Schrijf de tekst over de klacht van de KNB tegen de notarissen verder, te beginnen na de laatste zin.

**** Geciteerde tekst ****

De KNB stelt dat notaris mr. [naam 5] reeds in een e-mailbericht van 18 januari 2008 heeft aangegeven niet achter de beleidsregel te staan, met name niet wat betreft de uitbetaling van de woonlastenbeschermers, en dat hij uitziet naar de eerste zaak die voor de tuchtrechter zou worden gebracht.

Nadat de KNB door klager [naam 1] in zijn hoedanigheid van KNB-ringvoorzitter [plaatsnaam] in kennis is gesteld dat de beleidsregel door de notarissen niet wordt nageleefd, heeft notaris mr. [naam 5] in daarover gevoerde telefonische contacten aangegeven het op prijs te stellen dat naast de ringvoorzitter ook de KNB zelf een klacht indient wegens overtreding van de beleidsregel, teneinde door middel van een tuchtrechtelijke procedure duidelijkheid te verkrijgen over de vraag of de KNB haar taak met het invoeren van deze beleidsregel heeft overschreden.

  1.  Het standpunt van de notarissen.

De notarissen voeren het volgende aan:

Ten aanzien van de verweten overtreding van de beleidsregel adverteren via verwijzers.

De notarissen stellen onder verwijzing van een door hen overgelegde kopie van hun brief van 15 januari 2008 aan de betreffende makelaar, dat zij geen opdracht hebben gegeven tot het plaatsen van de bewuste advertentie. De brief is verzonden naar aanleiding van een verzoek van het makelaarskantoor om aandacht te besteden aan haar elfjarig bestaan.

De advertentie is volgens de notarissen onbedoeld geplaatst en zij hebben direct daarna contact gezocht met de makelaar, die hiervoor bij brief van 18 maart 2008 zijn excuses heeft aangeboden.

De notarissen voeren aan dat zij ten aanzien van de onbedoeld geplaatste advertentie helder met het makelaarskantoor hebben gecorrespondeerd, dat zijn geen logo hebben aangeleverd en dat door of vanwege dat kantoor eigener beweging van een oude advertentie gebruik is gemaakt.

Wel hebben zij, aldus de notarissen, een financiële bijdrage geleverd aan de tot standkoming van het magazine, in ruil waarvoor hen een subtiele vermelding in het magazine, namelijk “dit magazine is mede mogelijk gemaakt door….” op zijn plaats leek. Volgens de notarissen is deze vermelding geen wervende publiciteit. Zo dit toch als zodanig zou moeten worden aangemerkt, dan zou er volgens de notarissen geen enkele

Beslissing [namen 1, 2, 3, 4], KNB/                                              pagina 5

[namen 5, 6, 7]

bijdrage, ook geen informatieve, aan een dergelijk magazine kunnen worden geleverd, omdat een lezer geen onderscheid kan maken tussen een betaalde naamsvermelding en een informatieve naamsvermelding.

**** Gegevensset ****

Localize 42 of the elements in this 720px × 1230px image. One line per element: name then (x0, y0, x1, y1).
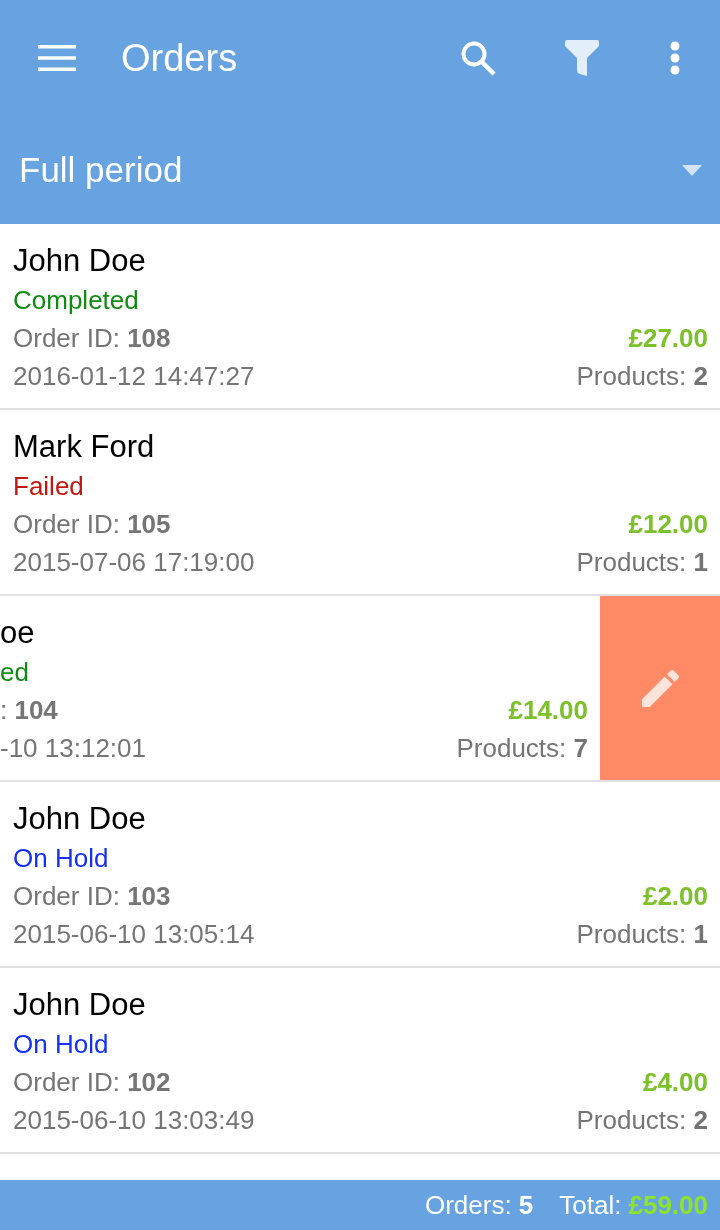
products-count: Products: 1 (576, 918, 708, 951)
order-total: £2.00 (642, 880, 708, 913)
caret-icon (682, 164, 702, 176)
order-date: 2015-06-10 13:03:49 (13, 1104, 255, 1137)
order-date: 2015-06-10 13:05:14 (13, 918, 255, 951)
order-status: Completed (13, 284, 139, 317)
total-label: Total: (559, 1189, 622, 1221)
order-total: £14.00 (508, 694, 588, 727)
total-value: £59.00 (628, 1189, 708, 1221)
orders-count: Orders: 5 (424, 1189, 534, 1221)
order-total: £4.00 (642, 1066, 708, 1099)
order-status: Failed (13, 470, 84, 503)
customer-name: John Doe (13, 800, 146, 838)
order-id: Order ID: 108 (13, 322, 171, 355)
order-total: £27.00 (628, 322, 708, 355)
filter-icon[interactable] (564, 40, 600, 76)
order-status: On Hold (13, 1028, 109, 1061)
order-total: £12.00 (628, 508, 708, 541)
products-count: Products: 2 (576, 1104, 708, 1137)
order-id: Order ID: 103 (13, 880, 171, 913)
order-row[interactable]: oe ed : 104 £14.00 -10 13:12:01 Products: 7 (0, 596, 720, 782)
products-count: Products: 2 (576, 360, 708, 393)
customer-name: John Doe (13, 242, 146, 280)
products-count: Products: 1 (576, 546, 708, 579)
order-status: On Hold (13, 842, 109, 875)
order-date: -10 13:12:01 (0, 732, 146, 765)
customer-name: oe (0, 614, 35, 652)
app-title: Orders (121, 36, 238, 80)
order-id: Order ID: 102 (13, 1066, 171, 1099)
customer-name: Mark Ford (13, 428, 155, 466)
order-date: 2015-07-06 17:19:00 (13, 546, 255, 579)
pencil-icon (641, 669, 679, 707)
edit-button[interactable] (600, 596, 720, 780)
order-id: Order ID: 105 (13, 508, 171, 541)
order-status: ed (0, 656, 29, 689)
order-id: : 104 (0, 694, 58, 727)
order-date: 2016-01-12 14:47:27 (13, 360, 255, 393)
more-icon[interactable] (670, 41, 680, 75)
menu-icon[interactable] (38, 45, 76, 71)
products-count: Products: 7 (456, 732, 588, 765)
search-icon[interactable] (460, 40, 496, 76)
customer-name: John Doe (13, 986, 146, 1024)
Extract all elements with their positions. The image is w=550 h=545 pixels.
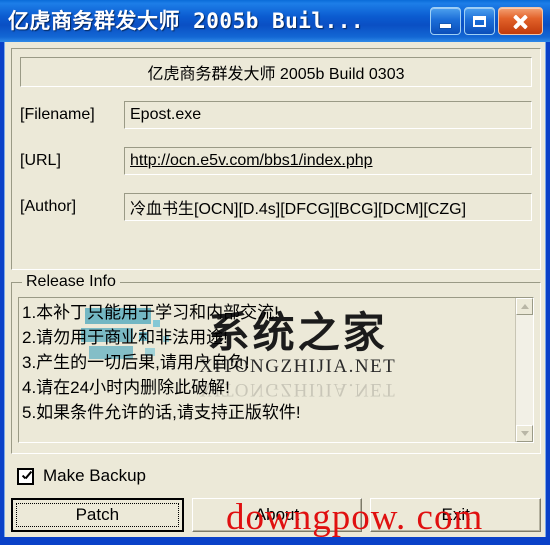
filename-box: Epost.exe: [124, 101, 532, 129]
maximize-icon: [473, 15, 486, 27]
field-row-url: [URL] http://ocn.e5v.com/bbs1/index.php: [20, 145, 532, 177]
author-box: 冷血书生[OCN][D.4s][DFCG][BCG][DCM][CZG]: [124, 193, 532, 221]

****

— Resultaat opgave —
De notarissen stellen verder, dat het standpunt van het KNB-bestuur dat door deze publiciteit de onafhankelijkheid en onpartijdigheid van notarissen in het geding komt, van subjectieve aard is, en dat dit standpunt niet wordt gestaafd door enig onderzoek. Bovendien valt dit standpunt in hun opvatting niet te rijmen met de omstandigheid dat de jaarvergaderingen van de KNB en het door haar uitgebrachte Vademecum jaar in jaar uit wordt gesponsord door enkele aan het notariaat gerelateerde bedrijven, zijnde kennelijk de preferred suppliers van de KNB.

De notarissen menen daarnaast dat de klacht selectief is. Zij verwijzen in dat kader naar een door hen overgelegde kopie van een ander, regionaal verspreid makelaarskrantje, waarin is gepubliceerd een artikel van een notariskantoor en de notarissen vragen zich af of dit al dan niet tegen betaling wel is toegestaan.      

De notarissen voeren nog aan dat het in het kader van het streven van het notariaat naar een verhouding die berust op welwillendheid en vertrouwen, voor de hand had gelegen dat klagers zich eerst tot hun kantoor hadden gewend.

Ten aanzien van de verweten overtreding van de beleidsregel beperking uitbetaling van gelden aan derden.

De notarissen voeren aan dat hun kantoor al vanaf de invoering van deze beleidsregel per 1 januari 2008 aandacht aan de uitvoering van die regel heeft geschonken, wat onder meer blijkt uit hun overgelegde e-mailbericht aan De Hypotheker. Zij stellen dat klager [naam 1] bepaalde handelingen van die Hypotheker heeft geconstateerd, die hen niet kunnen worden tegengeworpen, omdat zij die niet zelf hebben verricht.

Omdat volgens de KNB in haar toelichting op de beleidsregel steeds de strekking van de regel voor ogen moet worden gehouden, namelijk het voorkomen van frauduleuze handelingen en andere criminaliteit, hebben zij de vraag opgeworpen hoe de zogenaamde woonlastenschermers in dat beeld passen, omdat zij menen dat verzekeringsmaatschappijen niet per definitie frauduleus of crimineel zijn, aldus de notarissen.

In de door hen op 12 februari 2008 ontvangen reactie van de betreffende portefeuillehouder van de KNB, wordt volgens de notarissen geen antwoord op deze vraag gegeven. Zij verwijzen naar het door hen ter zake ontvangen e-mailbericht.

Volgens de notarissen blijkt eerst ruim 3 1/2 maand na invoering van de regel uit een publicatie van de KNB van 14 april 2008 via het Notarisnet , eveneens door hen overgelegd, dat de KNB zelf ook liever een andere motivering ziet en dat de motivering thans is gelegen in consumentenbescherming.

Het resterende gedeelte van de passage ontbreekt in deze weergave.